TASK OBJECTIVE:
Pull out from the material below all lines with "color".

━━━━━ INPUT RECORDS

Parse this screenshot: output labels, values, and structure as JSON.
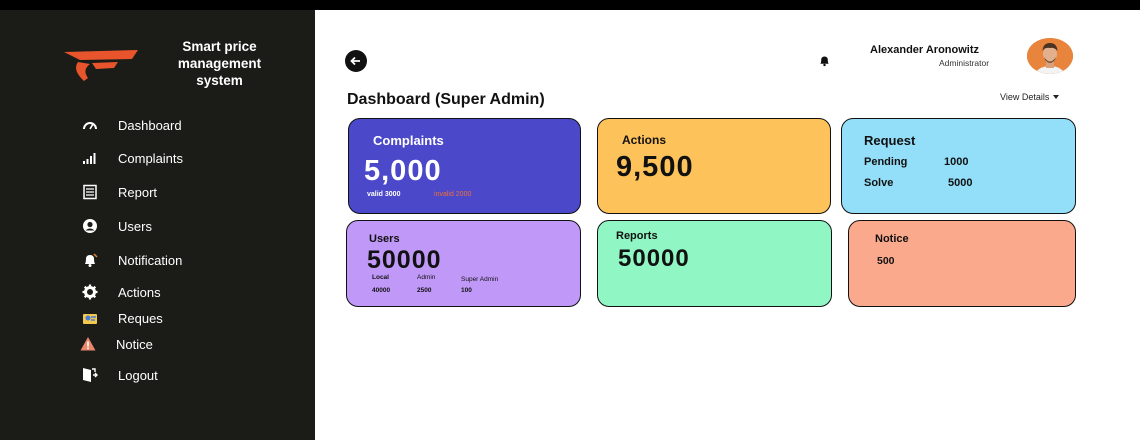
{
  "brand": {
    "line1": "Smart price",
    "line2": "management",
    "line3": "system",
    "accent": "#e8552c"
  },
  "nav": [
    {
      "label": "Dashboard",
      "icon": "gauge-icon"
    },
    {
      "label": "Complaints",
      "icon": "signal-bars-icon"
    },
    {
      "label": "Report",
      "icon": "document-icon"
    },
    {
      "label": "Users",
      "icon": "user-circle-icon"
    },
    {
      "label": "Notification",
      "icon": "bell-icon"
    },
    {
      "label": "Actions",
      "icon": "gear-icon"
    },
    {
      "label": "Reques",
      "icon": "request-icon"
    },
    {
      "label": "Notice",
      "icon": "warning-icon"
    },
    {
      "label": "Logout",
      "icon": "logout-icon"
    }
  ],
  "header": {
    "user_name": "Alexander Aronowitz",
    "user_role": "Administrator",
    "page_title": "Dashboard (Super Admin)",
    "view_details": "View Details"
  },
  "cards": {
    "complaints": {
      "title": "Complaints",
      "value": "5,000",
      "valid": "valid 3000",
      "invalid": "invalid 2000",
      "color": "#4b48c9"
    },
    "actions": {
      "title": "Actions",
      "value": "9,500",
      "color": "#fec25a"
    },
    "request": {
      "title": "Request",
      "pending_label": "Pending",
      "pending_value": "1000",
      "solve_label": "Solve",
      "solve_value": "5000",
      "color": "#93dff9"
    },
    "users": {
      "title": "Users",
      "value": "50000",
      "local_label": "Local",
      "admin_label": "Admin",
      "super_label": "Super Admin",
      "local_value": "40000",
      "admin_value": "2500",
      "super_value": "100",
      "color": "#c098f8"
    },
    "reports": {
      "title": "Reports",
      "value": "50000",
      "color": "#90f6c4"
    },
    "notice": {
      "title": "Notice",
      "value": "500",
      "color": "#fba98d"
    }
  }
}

━━━━━━━━━━

TASK ANSWER:
      "color": "#4b48c9"
      "color": "#fec25a"
      "color": "#93dff9"
      "color": "#c098f8"
      "color": "#90f6c4"
      "color": "#fba98d"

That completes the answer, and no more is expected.